PROBLEM: Write out the listing below from the line containing "Output a JSON" to its last line, unaltered, ends included.

RECORDS TO PROCESS:
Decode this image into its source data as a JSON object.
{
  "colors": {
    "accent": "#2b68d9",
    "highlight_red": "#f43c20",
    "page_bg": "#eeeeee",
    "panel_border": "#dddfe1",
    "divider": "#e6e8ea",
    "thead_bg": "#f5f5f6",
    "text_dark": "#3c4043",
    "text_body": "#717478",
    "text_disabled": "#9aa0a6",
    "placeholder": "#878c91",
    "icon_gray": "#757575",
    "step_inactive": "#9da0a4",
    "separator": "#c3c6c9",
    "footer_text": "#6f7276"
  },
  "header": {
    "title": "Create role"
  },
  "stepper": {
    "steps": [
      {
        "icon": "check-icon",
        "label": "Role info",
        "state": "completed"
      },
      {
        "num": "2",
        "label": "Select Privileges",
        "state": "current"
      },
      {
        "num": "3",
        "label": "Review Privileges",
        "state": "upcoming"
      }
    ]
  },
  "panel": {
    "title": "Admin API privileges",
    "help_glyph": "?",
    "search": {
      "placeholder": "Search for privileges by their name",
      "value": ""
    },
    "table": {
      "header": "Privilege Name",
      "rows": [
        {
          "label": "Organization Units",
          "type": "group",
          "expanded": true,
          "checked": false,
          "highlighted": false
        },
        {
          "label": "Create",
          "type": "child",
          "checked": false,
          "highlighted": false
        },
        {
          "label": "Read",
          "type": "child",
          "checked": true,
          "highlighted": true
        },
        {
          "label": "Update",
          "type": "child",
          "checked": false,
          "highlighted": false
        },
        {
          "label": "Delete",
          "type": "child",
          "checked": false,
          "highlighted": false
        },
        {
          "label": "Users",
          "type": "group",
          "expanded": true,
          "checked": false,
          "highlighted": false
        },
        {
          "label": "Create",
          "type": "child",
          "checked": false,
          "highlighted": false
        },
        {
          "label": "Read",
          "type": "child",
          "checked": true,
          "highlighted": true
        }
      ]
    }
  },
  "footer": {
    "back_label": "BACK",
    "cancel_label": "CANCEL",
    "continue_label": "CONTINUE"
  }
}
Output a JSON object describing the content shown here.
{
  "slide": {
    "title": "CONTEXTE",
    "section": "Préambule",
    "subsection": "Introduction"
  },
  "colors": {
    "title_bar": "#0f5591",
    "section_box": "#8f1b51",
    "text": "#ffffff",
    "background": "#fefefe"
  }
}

EXERCISE RESULT:
Output a JSON object describing the content shown here.
{
  "slide": {
    "title": "CONTEXTE",
    "section": "Préambule",
    "subsection": "Introduction"
  },
  "colors": {
    "title_bar": "#0f5591",
    "section_box": "#8f1b51",
    "text": "#ffffff",
    "background": "#fefefe"
  }
}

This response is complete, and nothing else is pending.